** RECORDED INFORMATION **
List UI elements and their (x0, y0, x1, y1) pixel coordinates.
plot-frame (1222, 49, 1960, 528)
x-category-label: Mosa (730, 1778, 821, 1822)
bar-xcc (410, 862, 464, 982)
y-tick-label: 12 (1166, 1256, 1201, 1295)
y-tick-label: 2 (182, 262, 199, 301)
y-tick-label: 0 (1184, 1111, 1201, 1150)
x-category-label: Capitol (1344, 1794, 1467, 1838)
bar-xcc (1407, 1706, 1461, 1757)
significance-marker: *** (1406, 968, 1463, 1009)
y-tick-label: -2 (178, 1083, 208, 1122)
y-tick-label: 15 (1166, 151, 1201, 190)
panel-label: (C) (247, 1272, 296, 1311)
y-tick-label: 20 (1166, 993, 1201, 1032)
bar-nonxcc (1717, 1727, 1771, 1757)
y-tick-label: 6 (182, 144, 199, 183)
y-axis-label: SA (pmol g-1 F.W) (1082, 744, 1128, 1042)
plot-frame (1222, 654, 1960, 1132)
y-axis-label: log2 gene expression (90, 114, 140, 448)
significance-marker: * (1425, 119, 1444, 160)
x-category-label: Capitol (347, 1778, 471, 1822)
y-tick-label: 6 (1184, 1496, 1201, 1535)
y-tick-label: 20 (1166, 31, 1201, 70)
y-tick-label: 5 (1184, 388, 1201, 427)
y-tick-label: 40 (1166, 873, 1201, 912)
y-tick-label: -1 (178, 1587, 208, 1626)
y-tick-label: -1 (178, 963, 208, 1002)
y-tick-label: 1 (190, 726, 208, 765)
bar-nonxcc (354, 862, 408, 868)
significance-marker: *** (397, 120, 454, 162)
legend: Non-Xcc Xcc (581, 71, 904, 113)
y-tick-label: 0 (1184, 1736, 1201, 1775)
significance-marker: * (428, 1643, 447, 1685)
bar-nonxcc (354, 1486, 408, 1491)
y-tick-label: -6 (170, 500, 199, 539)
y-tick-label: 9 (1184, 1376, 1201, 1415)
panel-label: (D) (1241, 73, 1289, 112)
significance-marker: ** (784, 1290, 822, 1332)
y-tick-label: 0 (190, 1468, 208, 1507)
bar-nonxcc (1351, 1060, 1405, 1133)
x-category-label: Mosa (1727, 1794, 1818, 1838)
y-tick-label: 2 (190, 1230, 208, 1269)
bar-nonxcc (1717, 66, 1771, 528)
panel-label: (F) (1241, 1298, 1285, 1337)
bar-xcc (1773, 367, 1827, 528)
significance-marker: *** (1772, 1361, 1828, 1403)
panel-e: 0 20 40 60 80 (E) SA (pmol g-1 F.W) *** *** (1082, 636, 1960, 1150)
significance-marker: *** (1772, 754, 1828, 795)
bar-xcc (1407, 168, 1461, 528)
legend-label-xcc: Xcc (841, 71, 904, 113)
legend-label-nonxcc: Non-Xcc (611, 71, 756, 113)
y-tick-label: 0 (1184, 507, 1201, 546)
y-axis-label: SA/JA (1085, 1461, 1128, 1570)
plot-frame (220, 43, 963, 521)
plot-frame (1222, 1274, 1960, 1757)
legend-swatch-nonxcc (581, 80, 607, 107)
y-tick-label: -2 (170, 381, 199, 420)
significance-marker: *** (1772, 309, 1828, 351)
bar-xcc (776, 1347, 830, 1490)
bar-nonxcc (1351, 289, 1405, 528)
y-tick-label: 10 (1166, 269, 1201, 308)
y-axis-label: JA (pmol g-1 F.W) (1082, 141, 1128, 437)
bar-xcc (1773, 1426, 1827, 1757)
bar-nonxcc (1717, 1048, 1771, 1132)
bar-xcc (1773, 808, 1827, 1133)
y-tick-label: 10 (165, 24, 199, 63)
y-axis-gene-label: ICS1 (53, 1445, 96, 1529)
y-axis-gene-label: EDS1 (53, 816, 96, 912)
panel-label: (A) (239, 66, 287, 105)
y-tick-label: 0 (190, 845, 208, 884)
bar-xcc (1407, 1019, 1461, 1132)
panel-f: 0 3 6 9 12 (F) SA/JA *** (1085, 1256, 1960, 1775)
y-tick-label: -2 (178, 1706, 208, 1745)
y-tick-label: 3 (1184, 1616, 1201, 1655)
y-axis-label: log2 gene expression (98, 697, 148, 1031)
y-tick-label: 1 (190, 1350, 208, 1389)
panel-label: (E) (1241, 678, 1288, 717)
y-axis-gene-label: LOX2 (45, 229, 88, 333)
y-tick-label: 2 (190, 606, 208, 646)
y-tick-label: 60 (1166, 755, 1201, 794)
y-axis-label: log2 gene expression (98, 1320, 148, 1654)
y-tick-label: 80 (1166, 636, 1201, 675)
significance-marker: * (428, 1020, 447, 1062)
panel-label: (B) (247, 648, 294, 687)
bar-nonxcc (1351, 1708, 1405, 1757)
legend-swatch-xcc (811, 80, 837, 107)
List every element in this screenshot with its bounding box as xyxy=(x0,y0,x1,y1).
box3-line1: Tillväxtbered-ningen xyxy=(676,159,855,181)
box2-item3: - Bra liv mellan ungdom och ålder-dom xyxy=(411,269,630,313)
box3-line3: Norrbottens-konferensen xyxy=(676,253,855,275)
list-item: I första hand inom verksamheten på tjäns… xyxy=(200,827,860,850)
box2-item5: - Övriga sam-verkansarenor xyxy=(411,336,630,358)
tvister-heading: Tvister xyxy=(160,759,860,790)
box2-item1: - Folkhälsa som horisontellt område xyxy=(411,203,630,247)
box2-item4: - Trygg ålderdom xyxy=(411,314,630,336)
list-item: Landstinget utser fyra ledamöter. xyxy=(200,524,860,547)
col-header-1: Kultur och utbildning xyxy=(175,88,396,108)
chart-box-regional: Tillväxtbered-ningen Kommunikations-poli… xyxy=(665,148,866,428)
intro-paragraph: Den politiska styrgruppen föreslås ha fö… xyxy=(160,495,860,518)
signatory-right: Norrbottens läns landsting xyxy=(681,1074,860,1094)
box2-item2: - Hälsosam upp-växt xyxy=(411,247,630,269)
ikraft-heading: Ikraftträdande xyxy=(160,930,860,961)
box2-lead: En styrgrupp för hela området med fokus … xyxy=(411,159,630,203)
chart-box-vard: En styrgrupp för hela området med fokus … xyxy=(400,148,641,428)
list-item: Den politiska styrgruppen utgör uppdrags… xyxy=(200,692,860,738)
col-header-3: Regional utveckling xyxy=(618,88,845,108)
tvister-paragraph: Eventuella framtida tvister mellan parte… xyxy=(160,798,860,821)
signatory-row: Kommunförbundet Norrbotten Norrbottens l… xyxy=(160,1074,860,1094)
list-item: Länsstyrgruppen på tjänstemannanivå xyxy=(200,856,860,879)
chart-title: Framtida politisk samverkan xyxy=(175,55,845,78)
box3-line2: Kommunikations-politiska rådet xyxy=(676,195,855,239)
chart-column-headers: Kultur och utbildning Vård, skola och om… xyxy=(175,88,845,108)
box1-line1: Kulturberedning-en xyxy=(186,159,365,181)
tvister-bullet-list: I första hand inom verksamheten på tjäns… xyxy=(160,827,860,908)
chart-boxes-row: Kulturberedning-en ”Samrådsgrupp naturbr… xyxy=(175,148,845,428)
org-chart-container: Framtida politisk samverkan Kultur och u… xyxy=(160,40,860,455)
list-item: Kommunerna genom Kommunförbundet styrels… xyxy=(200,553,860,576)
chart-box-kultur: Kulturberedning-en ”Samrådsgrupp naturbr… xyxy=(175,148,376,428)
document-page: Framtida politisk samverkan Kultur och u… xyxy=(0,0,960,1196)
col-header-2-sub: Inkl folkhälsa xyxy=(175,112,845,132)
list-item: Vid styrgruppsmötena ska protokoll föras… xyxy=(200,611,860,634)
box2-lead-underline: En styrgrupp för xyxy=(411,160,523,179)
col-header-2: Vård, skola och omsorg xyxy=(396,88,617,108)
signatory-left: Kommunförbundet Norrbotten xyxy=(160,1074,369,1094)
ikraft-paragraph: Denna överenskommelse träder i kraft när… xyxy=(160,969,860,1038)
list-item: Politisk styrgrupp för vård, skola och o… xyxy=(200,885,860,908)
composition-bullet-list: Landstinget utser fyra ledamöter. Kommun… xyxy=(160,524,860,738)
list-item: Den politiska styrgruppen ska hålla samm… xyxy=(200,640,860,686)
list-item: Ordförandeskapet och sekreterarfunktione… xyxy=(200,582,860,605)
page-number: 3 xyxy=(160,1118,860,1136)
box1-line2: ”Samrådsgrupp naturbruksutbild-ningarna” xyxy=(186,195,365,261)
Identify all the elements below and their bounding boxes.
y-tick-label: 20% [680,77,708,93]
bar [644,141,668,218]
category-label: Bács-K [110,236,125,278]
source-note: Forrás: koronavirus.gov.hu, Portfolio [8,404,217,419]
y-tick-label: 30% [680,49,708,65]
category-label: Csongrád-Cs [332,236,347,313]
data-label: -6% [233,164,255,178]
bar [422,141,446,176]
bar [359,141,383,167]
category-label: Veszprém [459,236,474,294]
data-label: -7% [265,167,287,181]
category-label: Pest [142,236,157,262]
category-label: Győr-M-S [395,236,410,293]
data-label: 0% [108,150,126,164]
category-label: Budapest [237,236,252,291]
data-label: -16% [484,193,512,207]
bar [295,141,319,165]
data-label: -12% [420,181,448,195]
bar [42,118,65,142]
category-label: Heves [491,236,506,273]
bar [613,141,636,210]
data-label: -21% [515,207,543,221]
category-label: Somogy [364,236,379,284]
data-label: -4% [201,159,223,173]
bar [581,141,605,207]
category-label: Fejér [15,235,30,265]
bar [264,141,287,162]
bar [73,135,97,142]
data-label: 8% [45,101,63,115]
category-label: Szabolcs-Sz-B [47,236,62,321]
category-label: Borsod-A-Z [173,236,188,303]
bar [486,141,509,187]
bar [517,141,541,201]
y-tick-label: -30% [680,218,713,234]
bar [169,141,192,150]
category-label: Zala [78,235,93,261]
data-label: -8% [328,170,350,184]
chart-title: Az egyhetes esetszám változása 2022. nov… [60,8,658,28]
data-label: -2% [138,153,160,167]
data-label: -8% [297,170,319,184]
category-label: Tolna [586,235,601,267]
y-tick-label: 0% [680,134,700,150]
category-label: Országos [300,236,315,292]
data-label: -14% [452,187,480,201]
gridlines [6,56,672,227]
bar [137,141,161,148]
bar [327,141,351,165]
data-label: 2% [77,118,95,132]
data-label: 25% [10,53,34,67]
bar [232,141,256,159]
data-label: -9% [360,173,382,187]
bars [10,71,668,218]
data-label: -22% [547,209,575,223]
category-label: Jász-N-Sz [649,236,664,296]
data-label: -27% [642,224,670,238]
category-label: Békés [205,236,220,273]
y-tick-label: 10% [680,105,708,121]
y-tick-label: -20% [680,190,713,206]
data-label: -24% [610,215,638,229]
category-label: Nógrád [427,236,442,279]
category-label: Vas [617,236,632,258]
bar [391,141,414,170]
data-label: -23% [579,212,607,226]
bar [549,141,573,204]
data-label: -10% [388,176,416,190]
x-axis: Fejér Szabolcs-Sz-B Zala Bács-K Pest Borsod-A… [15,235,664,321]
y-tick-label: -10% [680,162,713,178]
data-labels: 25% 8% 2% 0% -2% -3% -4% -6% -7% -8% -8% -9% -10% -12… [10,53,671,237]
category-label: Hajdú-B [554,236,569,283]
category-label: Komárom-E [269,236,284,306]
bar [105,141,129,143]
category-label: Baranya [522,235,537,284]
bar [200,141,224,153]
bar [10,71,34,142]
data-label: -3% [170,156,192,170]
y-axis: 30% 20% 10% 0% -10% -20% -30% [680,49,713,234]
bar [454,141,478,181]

** WHAT TO PRODUCE **
Across the records above, show each line containing the word "Kommunikations".

** THE ANSWER **
chart-box-regional: Tillväxtbered-ningen Kommunikations-poli… xyxy=(665,148,866,428)
box3-line2: Kommunikations-politiska rådet xyxy=(676,195,855,239)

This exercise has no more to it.